### Data provided

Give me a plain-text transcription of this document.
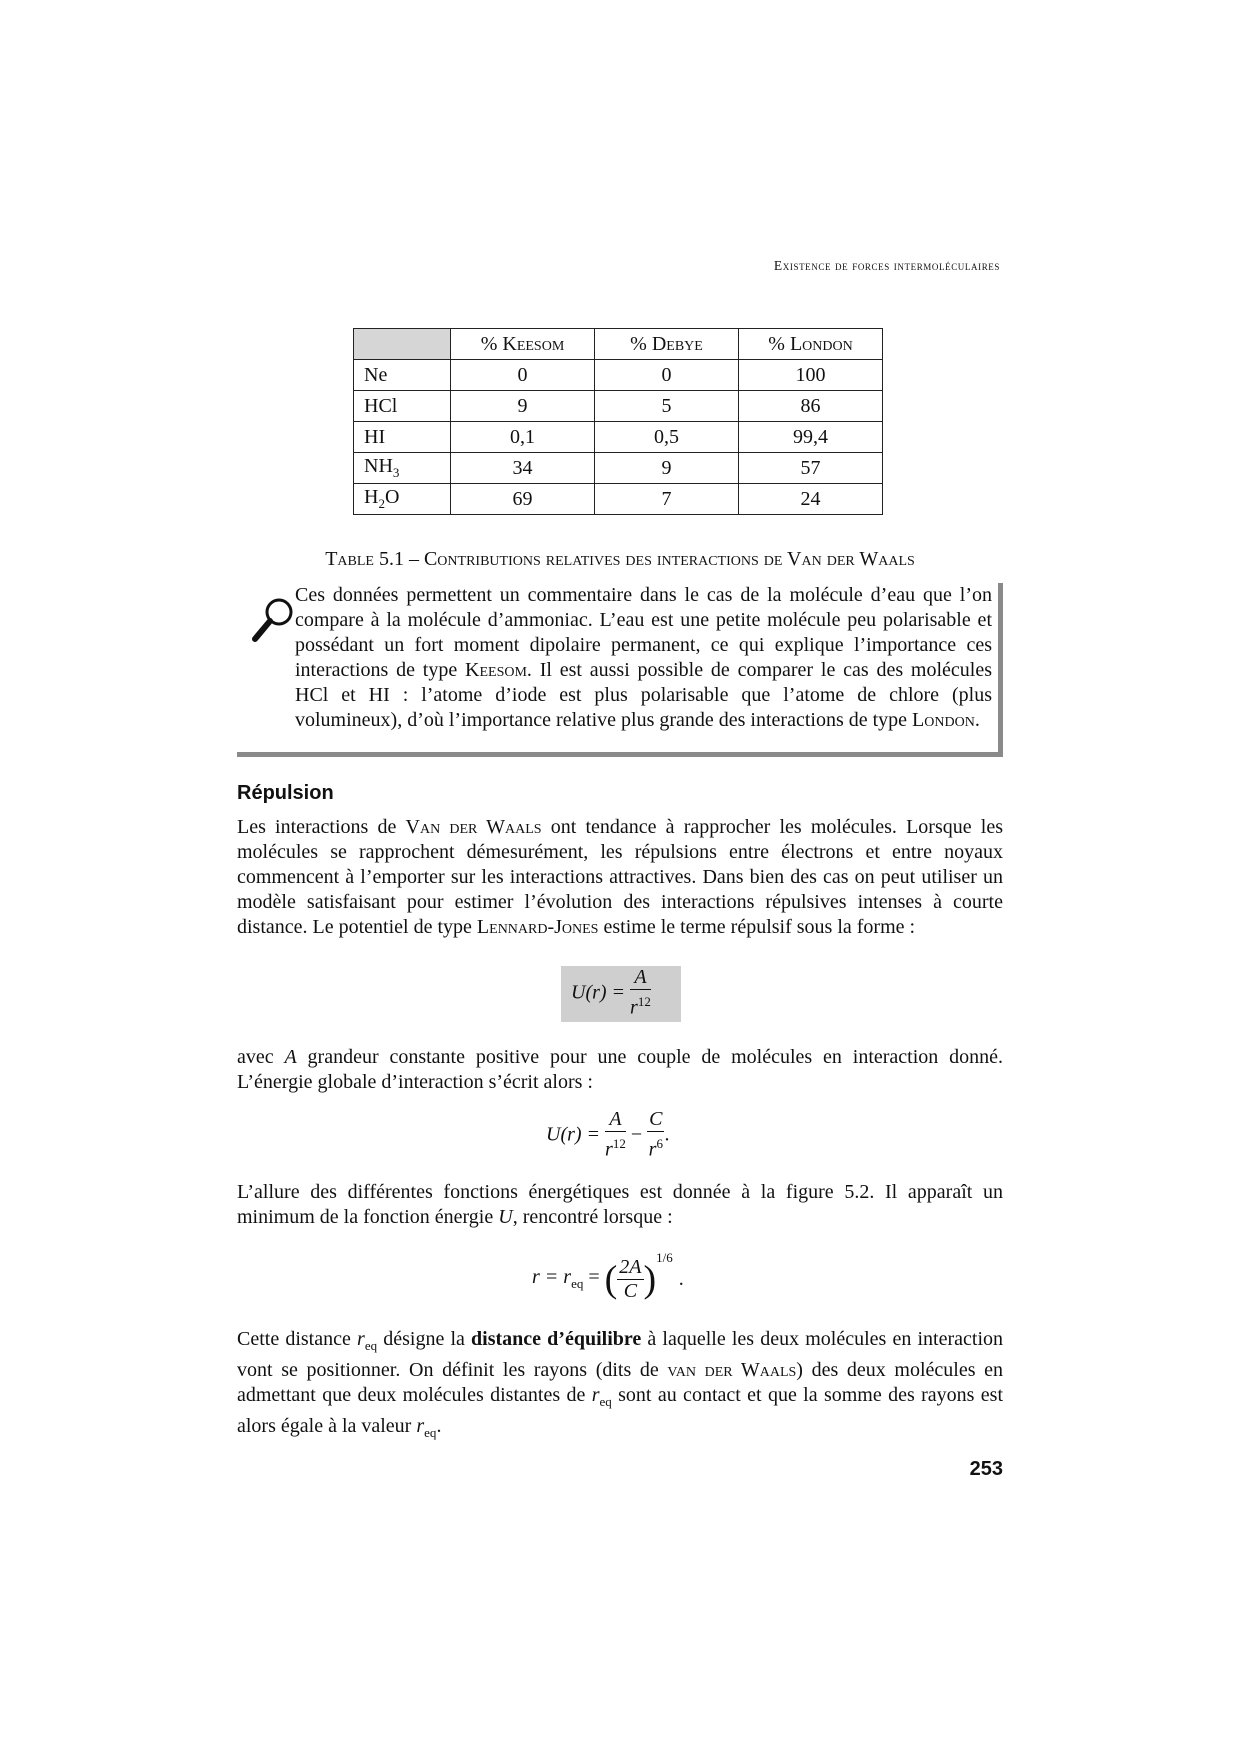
Existence de forces intermoléculaires
	% Keesom	% Debye	% London
Ne	0	0	100
HCl	9	5	86
HI	0,1	0,5	99,4
$NH_3$	34	9	57
$H_2O$	69	7	24
Table 5.1 – Contributions relatives des interactions de Van der Waals
Ces données permettent un commentaire dans le cas de la molécule d’eau que l’on compare à la molécule d’ammoniac. L’eau est une petite molécule peu polarisable et possédant un fort moment dipolaire permanent, ce qui explique l’importance ces interactions de type Keesom. Il est aussi possible de comparer le cas des molécules HCl et HI : l’atome d’iode est plus polarisable que l’atome de chlore (plus volumineux), d’où l’importance relative plus grande des interactions de type London.
Répulsion
Les interactions de Van der Waals ont tendance à rapprocher les molécules. Lorsque les molécules se rapprochent démesurément, les répulsions entre électrons et entre noyaux commencent à l’emporter sur les interactions attractives. Dans bien des cas on peut utiliser un modèle satisfaisant pour estimer l’évolution des interactions répulsives intenses à courte distance. Le potentiel de type Lennard-Jones estime le terme répulsif sous la forme :
$U(r) = \frac{A}{r^{12}}$
avec A grandeur constante positive pour une couple de molécules en interaction donné. L’énergie globale d’interaction s’écrit alors :
$U(r) = \frac{A}{r^{12}} - \frac{C}{r^6}$ .
L’allure des différentes fonctions énergétiques est donnée à la figure 5.2. Il apparaît un minimum de la fonction énergie U, rencontré lorsque :
$r = r_{eq}$ = ( $\frac{2A}{C} )^{1/6}$.
Cette distance $r_{eq}$ désigne la distance d’équilibre à laquelle les deux molécules en interaction vont se positionner. On définit les rayons (dits de van der Waals) des deux molécules en admettant que deux molécules distantes de $r_{eq}$ sont au contact et que la somme des rayons est alors égale à la valeur $r_{eq}$.
253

######

- _Work to do_: Copy out each line exactly, without the pictures.

- _Exercise answer_:
Give me a plain-text transcription of this document.
Existence de forces intermoléculaires
	% Keesom	% Debye	% London
Ne	0	0	100
HCl	9	5	86
HI	0,1	0,5	99,4
$NH_3$	34	9	57
$H_2O$	69	7	24
Table 5.1 – Contributions relatives des interactions de Van der Waals
Ces données permettent un commentaire dans le cas de la molécule d’eau que l’on compare à la molécule d’ammoniac. L’eau est une petite molécule peu polarisable et possédant un fort moment dipolaire permanent, ce qui explique l’importance ces interactions de type Keesom. Il est aussi possible de comparer le cas des molécules HCl et HI : l’atome d’iode est plus polarisable que l’atome de chlore (plus volumineux), d’où l’importance relative plus grande des interactions de type London.
Répulsion
Les interactions de Van der Waals ont tendance à rapprocher les molécules. Lorsque les molécules se rapprochent démesurément, les répulsions entre électrons et entre noyaux commencent à l’emporter sur les interactions attractives. Dans bien des cas on peut utiliser un modèle satisfaisant pour estimer l’évolution des interactions répulsives intenses à courte distance. Le potentiel de type Lennard-Jones estime le terme répulsif sous la forme :
$U(r) = \frac{A}{r^{12}}$
avec A grandeur constante positive pour une couple de molécules en interaction donné. L’énergie globale d’interaction s’écrit alors :
$U(r) = \frac{A}{r^{12}} - \frac{C}{r^6}$ .
L’allure des différentes fonctions énergétiques est donnée à la figure 5.2. Il apparaît un minimum de la fonction énergie U, rencontré lorsque :
$r = r_{eq}$ = ( $\frac{2A}{C} )^{1/6}$.
Cette distance $r_{eq}$ désigne la distance d’équilibre à laquelle les deux molécules en interaction vont se positionner. On définit les rayons (dits de van der Waals) des deux molécules en admettant que deux molécules distantes de $r_{eq}$ sont au contact et que la somme des rayons est alors égale à la valeur $r_{eq}$.
253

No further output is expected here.